§ **Task instructions**
Return the material exactly. Every line must stay as it is.

[Record excerpts — start]

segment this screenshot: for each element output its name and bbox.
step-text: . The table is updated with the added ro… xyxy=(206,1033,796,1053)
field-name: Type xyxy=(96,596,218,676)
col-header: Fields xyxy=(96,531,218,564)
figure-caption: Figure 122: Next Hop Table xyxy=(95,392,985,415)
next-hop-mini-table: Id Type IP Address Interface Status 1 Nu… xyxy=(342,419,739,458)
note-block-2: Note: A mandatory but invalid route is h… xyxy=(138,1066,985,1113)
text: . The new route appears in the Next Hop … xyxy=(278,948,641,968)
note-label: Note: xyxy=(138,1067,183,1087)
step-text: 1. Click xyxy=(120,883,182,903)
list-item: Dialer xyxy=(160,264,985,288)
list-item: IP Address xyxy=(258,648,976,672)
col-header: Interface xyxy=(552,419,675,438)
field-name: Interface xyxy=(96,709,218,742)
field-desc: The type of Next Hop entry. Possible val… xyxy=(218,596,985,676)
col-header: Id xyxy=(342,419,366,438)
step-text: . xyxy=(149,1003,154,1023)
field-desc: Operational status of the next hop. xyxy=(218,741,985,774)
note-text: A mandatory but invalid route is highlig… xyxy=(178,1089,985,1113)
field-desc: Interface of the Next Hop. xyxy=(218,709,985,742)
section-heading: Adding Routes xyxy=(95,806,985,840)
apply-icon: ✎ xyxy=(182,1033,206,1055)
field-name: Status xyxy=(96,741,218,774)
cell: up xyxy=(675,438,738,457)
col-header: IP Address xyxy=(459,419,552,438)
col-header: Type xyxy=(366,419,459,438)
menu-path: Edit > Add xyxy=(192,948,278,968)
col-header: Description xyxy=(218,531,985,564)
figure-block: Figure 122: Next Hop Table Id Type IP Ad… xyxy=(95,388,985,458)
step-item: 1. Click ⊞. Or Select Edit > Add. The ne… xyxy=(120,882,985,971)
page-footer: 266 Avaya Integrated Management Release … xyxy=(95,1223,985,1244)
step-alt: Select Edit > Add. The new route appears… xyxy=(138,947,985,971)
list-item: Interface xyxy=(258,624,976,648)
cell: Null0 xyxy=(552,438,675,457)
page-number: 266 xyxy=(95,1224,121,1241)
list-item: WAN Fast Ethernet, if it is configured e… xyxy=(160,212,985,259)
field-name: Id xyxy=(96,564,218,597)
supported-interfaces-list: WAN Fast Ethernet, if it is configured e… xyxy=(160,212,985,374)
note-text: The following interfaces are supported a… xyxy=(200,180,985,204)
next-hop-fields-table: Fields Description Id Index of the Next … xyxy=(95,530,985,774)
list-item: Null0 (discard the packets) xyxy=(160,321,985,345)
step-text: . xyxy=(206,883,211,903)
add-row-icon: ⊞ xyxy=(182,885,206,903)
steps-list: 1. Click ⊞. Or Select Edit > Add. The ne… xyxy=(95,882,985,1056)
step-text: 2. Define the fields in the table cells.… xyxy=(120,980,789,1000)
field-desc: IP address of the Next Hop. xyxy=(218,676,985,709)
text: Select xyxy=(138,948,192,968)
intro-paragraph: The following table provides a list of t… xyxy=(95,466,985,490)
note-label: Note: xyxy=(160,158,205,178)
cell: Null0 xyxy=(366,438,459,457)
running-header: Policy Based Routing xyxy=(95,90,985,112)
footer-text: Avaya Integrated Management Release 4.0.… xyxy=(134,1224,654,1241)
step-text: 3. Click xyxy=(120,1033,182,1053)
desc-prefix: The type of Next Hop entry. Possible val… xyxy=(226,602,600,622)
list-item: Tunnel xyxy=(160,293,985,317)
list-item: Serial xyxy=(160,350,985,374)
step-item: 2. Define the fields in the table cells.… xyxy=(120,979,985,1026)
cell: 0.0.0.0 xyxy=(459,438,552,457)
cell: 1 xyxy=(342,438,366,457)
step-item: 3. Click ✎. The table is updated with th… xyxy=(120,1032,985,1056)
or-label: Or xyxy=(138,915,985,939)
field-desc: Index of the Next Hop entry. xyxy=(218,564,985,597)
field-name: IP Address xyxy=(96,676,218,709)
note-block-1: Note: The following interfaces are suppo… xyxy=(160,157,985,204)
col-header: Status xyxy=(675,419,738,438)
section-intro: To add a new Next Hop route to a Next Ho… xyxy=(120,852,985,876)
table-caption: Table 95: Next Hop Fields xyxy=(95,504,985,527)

[Record excerpts — finish]

§ **Result**
segment this screenshot: for each element output its name and bbox.
step-text: . The table is updated with the added ro… xyxy=(206,1033,796,1053)
field-name: Type xyxy=(96,596,218,676)
col-header: Fields xyxy=(96,531,218,564)
figure-caption: Figure 122: Next Hop Table xyxy=(95,392,985,415)
next-hop-mini-table: Id Type IP Address Interface Status 1 Nu… xyxy=(342,419,739,458)
note-block-2: Note: A mandatory but invalid route is h… xyxy=(138,1066,985,1113)
text: . The new route appears in the Next Hop … xyxy=(278,948,641,968)
note-label: Note: xyxy=(138,1067,183,1087)
step-text: 1. Click xyxy=(120,883,182,903)
list-item: Dialer xyxy=(160,264,985,288)
list-item: IP Address xyxy=(258,648,976,672)
col-header: Interface xyxy=(552,419,675,438)
field-name: Interface xyxy=(96,709,218,742)
field-desc: The type of Next Hop entry. Possible val… xyxy=(218,596,985,676)
col-header: Id xyxy=(342,419,366,438)
step-text: . xyxy=(149,1003,154,1023)
field-desc: Operational status of the next hop. xyxy=(218,741,985,774)
note-text: A mandatory but invalid route is highlig… xyxy=(178,1089,985,1113)
field-desc: Interface of the Next Hop. xyxy=(218,709,985,742)
section-heading: Adding Routes xyxy=(95,806,985,840)
apply-icon: ✎ xyxy=(182,1033,206,1055)
field-name: Status xyxy=(96,741,218,774)
cell: up xyxy=(675,438,738,457)
col-header: IP Address xyxy=(459,419,552,438)
col-header: Type xyxy=(366,419,459,438)
menu-path: Edit > Add xyxy=(192,948,278,968)
col-header: Description xyxy=(218,531,985,564)
figure-block: Figure 122: Next Hop Table Id Type IP Ad… xyxy=(95,388,985,458)
step-item: 1. Click ⊞. Or Select Edit > Add. The ne… xyxy=(120,882,985,971)
page-footer: 266 Avaya Integrated Management Release … xyxy=(95,1223,985,1244)
step-alt: Select Edit > Add. The new route appears… xyxy=(138,947,985,971)
list-item: Interface xyxy=(258,624,976,648)
cell: Null0 xyxy=(552,438,675,457)
page-number: 266 xyxy=(95,1224,121,1241)
list-item: WAN Fast Ethernet, if it is configured e… xyxy=(160,212,985,259)
field-name: Id xyxy=(96,564,218,597)
supported-interfaces-list: WAN Fast Ethernet, if it is configured e… xyxy=(160,212,985,374)
note-text: The following interfaces are supported a… xyxy=(200,180,985,204)
next-hop-fields-table: Fields Description Id Index of the Next … xyxy=(95,530,985,774)
list-item: Null0 (discard the packets) xyxy=(160,321,985,345)
step-text: . xyxy=(206,883,211,903)
add-row-icon: ⊞ xyxy=(182,885,206,903)
steps-list: 1. Click ⊞. Or Select Edit > Add. The ne… xyxy=(95,882,985,1056)
step-text: 2. Define the fields in the table cells.… xyxy=(120,980,789,1000)
field-desc: IP address of the Next Hop. xyxy=(218,676,985,709)
text: Select xyxy=(138,948,192,968)
intro-paragraph: The following table provides a list of t… xyxy=(95,466,985,490)
note-label: Note: xyxy=(160,158,205,178)
cell: Null0 xyxy=(366,438,459,457)
running-header: Policy Based Routing xyxy=(95,90,985,112)
footer-text: Avaya Integrated Management Release 4.0.… xyxy=(134,1224,654,1241)
step-text: 3. Click xyxy=(120,1033,182,1053)
desc-prefix: The type of Next Hop entry. Possible val… xyxy=(226,602,600,622)
list-item: Tunnel xyxy=(160,293,985,317)
list-item: Serial xyxy=(160,350,985,374)
step-item: 2. Define the fields in the table cells.… xyxy=(120,979,985,1026)
cell: 0.0.0.0 xyxy=(459,438,552,457)
cell: 1 xyxy=(342,438,366,457)
step-item: 3. Click ✎. The table is updated with th… xyxy=(120,1032,985,1056)
or-label: Or xyxy=(138,915,985,939)
field-desc: Index of the Next Hop entry. xyxy=(218,564,985,597)
field-name: IP Address xyxy=(96,676,218,709)
note-block-1: Note: The following interfaces are suppo… xyxy=(160,157,985,204)
col-header: Status xyxy=(675,419,738,438)
section-intro: To add a new Next Hop route to a Next Ho… xyxy=(120,852,985,876)
table-caption: Table 95: Next Hop Fields xyxy=(95,504,985,527)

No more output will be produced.